Task prompt: The records that follow are to be repeated without alteration.

(Recorded data)
++++++++++

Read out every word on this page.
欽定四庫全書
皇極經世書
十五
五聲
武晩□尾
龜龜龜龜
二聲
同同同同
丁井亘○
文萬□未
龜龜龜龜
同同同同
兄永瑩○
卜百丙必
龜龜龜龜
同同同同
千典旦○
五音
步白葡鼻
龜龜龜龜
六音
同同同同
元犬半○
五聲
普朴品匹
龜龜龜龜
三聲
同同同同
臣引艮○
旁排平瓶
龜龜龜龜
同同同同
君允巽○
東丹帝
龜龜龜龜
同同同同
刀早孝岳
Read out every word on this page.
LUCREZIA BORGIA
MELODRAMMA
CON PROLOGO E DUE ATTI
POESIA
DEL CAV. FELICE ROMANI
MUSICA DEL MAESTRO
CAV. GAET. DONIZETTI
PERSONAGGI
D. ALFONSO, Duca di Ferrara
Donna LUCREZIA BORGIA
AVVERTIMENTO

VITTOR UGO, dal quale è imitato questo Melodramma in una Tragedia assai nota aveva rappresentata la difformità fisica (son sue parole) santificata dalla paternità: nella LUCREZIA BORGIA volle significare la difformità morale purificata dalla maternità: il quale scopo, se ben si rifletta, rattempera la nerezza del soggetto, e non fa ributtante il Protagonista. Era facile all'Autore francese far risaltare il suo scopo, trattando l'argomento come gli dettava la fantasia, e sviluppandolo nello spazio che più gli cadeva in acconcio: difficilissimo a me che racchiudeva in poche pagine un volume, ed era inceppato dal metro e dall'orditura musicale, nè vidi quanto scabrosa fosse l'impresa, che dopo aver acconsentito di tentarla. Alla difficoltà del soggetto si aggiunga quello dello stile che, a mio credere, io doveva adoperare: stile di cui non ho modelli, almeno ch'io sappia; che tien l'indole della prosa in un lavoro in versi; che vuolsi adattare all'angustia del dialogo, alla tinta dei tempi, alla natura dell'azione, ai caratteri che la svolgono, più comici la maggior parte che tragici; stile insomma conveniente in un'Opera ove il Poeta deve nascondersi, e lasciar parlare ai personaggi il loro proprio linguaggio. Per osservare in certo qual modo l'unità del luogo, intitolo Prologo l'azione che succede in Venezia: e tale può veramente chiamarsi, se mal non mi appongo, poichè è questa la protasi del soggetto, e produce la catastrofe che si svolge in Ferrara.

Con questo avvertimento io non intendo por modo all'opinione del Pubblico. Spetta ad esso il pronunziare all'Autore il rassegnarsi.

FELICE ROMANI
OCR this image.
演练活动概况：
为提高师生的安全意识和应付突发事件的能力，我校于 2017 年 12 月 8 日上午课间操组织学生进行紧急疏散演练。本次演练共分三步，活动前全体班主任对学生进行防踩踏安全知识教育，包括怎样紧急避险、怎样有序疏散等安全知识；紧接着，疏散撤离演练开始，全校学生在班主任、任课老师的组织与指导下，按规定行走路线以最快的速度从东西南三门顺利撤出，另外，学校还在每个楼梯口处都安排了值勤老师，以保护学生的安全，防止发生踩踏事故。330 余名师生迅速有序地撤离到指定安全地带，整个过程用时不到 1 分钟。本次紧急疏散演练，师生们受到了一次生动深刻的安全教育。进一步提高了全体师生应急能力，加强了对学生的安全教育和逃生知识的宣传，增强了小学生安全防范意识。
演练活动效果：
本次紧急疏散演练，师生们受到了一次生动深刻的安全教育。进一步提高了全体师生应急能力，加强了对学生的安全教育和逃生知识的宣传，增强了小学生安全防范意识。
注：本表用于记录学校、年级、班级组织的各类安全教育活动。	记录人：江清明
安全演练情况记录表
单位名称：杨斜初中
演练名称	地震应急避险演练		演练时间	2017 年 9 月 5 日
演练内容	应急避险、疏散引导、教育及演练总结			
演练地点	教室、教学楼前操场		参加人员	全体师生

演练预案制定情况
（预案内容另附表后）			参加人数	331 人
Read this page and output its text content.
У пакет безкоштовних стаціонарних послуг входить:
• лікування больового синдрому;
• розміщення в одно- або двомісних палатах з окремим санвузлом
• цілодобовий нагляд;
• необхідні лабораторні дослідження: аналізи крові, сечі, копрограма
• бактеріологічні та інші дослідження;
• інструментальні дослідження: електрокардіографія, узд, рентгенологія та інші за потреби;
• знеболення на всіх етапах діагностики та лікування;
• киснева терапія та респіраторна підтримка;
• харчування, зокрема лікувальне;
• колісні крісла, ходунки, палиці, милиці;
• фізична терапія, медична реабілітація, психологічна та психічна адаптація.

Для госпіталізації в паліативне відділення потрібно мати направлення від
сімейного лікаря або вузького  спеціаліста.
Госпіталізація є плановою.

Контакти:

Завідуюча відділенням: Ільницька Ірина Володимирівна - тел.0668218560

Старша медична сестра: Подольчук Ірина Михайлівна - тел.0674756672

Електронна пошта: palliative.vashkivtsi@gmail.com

++++++++++

Task solution:
Read out every word on this page.
欽定四庫全書
皇極經世書
十五
五聲
武晩□尾
龜龜龜龜
二聲
同同同同
丁井亘○
文萬□未
龜龜龜龜
同同同同
兄永瑩○
卜百丙必
龜龜龜龜
同同同同
千典旦○
五音
步白葡鼻
龜龜龜龜
六音
同同同同
元犬半○
五聲
普朴品匹
龜龜龜龜
三聲
同同同同
臣引艮○
旁排平瓶
龜龜龜龜
同同同同
君允巽○
東丹帝
龜龜龜龜
同同同同
刀早孝岳
Read out every word on this page.
LUCREZIA BORGIA
MELODRAMMA
CON PROLOGO E DUE ATTI
POESIA
DEL CAV. FELICE ROMANI
MUSICA DEL MAESTRO
CAV. GAET. DONIZETTI
PERSONAGGI
D. ALFONSO, Duca di Ferrara
Donna LUCREZIA BORGIA
AVVERTIMENTO

VITTOR UGO, dal quale è imitato questo Melodramma in una Tragedia assai nota aveva rappresentata la difformità fisica (son sue parole) santificata dalla paternità: nella LUCREZIA BORGIA volle significare la difformità morale purificata dalla maternità: il quale scopo, se ben si rifletta, rattempera la nerezza del soggetto, e non fa ributtante il Protagonista. Era facile all'Autore francese far risaltare il suo scopo, trattando l'argomento come gli dettava la fantasia, e sviluppandolo nello spazio che più gli cadeva in acconcio: difficilissimo a me che racchiudeva in poche pagine un volume, ed era inceppato dal metro e dall'orditura musicale, nè vidi quanto scabrosa fosse l'impresa, che dopo aver acconsentito di tentarla. Alla difficoltà del soggetto si aggiunga quello dello stile che, a mio credere, io doveva adoperare: stile di cui non ho modelli, almeno ch'io sappia; che tien l'indole della prosa in un lavoro in versi; che vuolsi adattare all'angustia del dialogo, alla tinta dei tempi, alla natura dell'azione, ai caratteri che la svolgono, più comici la maggior parte che tragici; stile insomma conveniente in un'Opera ove il Poeta deve nascondersi, e lasciar parlare ai personaggi il loro proprio linguaggio. Per osservare in certo qual modo l'unità del luogo, intitolo Prologo l'azione che succede in Venezia: e tale può veramente chiamarsi, se mal non mi appongo, poichè è questa la protasi del soggetto, e produce la catastrofe che si svolge in Ferrara.

Con questo avvertimento io non intendo por modo all'opinione del Pubblico. Spetta ad esso il pronunziare all'Autore il rassegnarsi.

FELICE ROMANI
OCR this image.
演练活动概况：
为提高师生的安全意识和应付突发事件的能力，我校于 2017 年 12 月 8 日上午课间操组织学生进行紧急疏散演练。本次演练共分三步，活动前全体班主任对学生进行防踩踏安全知识教育，包括怎样紧急避险、怎样有序疏散等安全知识；紧接着，疏散撤离演练开始，全校学生在班主任、任课老师的组织与指导下，按规定行走路线以最快的速度从东西南三门顺利撤出，另外，学校还在每个楼梯口处都安排了值勤老师，以保护学生的安全，防止发生踩踏事故。330 余名师生迅速有序地撤离到指定安全地带，整个过程用时不到 1 分钟。本次紧急疏散演练，师生们受到了一次生动深刻的安全教育。进一步提高了全体师生应急能力，加强了对学生的安全教育和逃生知识的宣传，增强了小学生安全防范意识。
演练活动效果：
本次紧急疏散演练，师生们受到了一次生动深刻的安全教育。进一步提高了全体师生应急能力，加强了对学生的安全教育和逃生知识的宣传，增强了小学生安全防范意识。
注：本表用于记录学校、年级、班级组织的各类安全教育活动。	记录人：江清明
安全演练情况记录表
单位名称：杨斜初中
演练名称	地震应急避险演练		演练时间	2017 年 9 月 5 日
演练内容	应急避险、疏散引导、教育及演练总结			
演练地点	教室、教学楼前操场		参加人员	全体师生

演练预案制定情况
（预案内容另附表后）			参加人数	331 人
Read this page and output its text content.
У пакет безкоштовних стаціонарних послуг входить:
• лікування больового синдрому;
• розміщення в одно- або двомісних палатах з окремим санвузлом
• цілодобовий нагляд;
• необхідні лабораторні дослідження: аналізи крові, сечі, копрограма
• бактеріологічні та інші дослідження;
• інструментальні дослідження: електрокардіографія, узд, рентгенологія та інші за потреби;
• знеболення на всіх етапах діагностики та лікування;
• киснева терапія та респіраторна підтримка;
• харчування, зокрема лікувальне;
• колісні крісла, ходунки, палиці, милиці;
• фізична терапія, медична реабілітація, психологічна та психічна адаптація.

Для госпіталізації в паліативне відділення потрібно мати направлення від
сімейного лікаря або вузького  спеціаліста.
Госпіталізація є плановою.

Контакти:

Завідуюча відділенням: Ільницька Ірина Володимирівна - тел.0668218560

Старша медична сестра: Подольчук Ірина Михайлівна - тел.0674756672

Електронна пошта: palliative.vashkivtsi@gmail.com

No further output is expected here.